Data entries
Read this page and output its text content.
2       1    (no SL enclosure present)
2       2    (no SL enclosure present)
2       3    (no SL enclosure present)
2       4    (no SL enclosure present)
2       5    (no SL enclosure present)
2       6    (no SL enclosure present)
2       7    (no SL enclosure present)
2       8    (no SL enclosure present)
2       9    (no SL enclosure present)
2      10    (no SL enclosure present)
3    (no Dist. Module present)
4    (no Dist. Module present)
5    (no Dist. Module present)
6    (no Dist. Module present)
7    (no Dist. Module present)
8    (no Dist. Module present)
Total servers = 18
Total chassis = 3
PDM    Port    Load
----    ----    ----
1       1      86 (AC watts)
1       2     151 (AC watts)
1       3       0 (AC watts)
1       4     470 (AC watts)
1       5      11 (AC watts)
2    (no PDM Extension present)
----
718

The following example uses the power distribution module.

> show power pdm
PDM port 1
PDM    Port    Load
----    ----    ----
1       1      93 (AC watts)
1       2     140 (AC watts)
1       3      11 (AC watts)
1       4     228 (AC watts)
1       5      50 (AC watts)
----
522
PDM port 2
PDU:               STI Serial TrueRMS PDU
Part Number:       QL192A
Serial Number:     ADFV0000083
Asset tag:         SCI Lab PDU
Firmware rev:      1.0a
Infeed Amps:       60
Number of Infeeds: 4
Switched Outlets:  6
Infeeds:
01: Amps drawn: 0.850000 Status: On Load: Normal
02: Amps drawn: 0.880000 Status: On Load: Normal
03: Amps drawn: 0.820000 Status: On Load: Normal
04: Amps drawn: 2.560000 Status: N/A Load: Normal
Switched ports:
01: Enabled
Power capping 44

---

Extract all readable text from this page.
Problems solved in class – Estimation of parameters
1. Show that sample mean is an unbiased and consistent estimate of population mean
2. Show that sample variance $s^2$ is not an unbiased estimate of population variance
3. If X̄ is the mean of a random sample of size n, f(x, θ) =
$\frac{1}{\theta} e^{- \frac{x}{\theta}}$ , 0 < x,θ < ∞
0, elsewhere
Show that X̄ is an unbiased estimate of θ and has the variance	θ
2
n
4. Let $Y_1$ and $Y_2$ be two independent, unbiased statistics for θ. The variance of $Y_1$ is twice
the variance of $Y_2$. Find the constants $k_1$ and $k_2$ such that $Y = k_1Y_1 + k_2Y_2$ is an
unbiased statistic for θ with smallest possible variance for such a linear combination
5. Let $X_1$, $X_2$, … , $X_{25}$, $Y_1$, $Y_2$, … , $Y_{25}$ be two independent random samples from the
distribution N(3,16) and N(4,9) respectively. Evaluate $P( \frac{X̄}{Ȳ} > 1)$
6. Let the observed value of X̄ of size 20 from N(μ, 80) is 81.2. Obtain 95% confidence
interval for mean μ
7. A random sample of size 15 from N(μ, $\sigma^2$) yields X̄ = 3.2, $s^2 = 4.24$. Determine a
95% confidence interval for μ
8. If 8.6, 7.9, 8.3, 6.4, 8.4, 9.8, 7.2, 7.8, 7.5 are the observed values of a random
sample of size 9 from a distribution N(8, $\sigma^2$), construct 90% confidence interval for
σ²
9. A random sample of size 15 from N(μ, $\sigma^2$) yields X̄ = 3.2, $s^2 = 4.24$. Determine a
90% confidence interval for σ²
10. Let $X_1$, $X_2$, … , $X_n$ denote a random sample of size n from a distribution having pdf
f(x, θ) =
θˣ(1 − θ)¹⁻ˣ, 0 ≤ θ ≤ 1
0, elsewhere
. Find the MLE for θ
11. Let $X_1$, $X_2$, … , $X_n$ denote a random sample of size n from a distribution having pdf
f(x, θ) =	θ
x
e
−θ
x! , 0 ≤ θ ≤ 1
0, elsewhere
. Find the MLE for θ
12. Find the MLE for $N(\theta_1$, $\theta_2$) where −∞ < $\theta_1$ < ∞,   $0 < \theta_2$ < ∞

→ **WORK INSTRUCTIONS**
Locate the word "such" in the data above. Copy every line carrying it.

→ **SOLVED EXERCISE**
the variance of $Y_2$. Find the constants $k_1$ and $k_2$ such that $Y = k_1Y_1 + k_2Y_2$ is an
unbiased statistic for θ with smallest possible variance for such a linear combination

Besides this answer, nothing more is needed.